GIVEN TASK:
From the entries below, gather each line containing the word "cucumbers".

Data records:
▼▼▼
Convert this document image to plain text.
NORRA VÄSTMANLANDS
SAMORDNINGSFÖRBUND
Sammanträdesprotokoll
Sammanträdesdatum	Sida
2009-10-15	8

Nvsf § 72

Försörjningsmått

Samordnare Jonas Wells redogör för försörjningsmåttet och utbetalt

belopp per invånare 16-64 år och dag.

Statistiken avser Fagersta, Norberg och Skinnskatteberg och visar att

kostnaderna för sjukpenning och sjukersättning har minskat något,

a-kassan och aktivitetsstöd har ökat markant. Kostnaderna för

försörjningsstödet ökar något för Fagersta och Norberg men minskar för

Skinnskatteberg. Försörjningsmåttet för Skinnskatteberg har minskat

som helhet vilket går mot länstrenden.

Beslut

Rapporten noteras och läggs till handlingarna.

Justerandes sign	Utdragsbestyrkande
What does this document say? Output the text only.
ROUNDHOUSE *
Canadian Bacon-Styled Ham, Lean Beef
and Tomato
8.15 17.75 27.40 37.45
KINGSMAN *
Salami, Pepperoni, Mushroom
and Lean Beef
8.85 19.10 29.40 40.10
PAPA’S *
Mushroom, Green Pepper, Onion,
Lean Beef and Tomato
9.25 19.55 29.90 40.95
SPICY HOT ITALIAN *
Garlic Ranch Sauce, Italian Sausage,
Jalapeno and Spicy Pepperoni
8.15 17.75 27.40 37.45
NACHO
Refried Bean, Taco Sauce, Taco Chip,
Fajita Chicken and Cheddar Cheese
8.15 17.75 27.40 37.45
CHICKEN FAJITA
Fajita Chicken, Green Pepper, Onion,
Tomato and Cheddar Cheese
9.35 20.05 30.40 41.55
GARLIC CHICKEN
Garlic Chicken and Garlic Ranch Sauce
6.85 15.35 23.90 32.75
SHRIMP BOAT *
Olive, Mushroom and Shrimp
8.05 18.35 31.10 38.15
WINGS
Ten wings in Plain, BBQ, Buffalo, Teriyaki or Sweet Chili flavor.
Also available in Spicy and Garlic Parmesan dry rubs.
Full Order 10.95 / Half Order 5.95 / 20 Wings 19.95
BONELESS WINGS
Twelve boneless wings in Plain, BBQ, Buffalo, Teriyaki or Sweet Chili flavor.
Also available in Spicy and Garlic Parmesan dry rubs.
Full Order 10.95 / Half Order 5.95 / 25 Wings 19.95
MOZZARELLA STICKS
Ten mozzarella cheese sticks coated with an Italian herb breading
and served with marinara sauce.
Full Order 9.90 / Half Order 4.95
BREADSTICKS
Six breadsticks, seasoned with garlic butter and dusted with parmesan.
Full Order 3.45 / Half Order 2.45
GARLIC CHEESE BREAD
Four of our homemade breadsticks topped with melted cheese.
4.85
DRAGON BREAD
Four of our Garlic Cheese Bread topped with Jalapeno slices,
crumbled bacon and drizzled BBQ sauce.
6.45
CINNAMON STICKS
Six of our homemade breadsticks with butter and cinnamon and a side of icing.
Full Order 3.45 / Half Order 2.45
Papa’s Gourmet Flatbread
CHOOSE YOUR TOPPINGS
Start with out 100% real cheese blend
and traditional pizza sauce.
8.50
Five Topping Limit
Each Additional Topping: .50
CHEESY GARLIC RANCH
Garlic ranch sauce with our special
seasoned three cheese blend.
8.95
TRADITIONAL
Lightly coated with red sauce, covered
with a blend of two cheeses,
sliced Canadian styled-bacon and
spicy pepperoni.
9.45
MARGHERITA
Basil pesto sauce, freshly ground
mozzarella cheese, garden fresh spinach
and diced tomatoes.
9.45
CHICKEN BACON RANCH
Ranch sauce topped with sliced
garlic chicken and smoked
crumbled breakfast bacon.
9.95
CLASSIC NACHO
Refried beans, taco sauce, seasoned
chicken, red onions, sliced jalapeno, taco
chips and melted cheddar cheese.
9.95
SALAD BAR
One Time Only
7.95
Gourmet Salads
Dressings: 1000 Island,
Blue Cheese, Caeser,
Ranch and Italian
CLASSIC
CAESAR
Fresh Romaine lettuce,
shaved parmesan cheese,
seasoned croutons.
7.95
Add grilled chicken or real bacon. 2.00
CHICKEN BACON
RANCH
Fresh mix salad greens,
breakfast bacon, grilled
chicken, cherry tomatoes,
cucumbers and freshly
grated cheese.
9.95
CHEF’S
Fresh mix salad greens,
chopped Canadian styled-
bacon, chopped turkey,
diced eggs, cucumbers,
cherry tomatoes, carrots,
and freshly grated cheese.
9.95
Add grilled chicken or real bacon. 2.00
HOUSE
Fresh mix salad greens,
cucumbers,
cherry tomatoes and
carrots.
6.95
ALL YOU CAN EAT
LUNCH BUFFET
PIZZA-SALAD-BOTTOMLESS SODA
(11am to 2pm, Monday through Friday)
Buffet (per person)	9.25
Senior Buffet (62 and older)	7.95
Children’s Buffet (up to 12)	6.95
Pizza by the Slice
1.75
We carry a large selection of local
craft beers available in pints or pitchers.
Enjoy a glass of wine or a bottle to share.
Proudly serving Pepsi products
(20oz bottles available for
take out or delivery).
▲▲▲
OUTPUT:
cucumbers and freshly
diced eggs, cucumbers,
cucumbers,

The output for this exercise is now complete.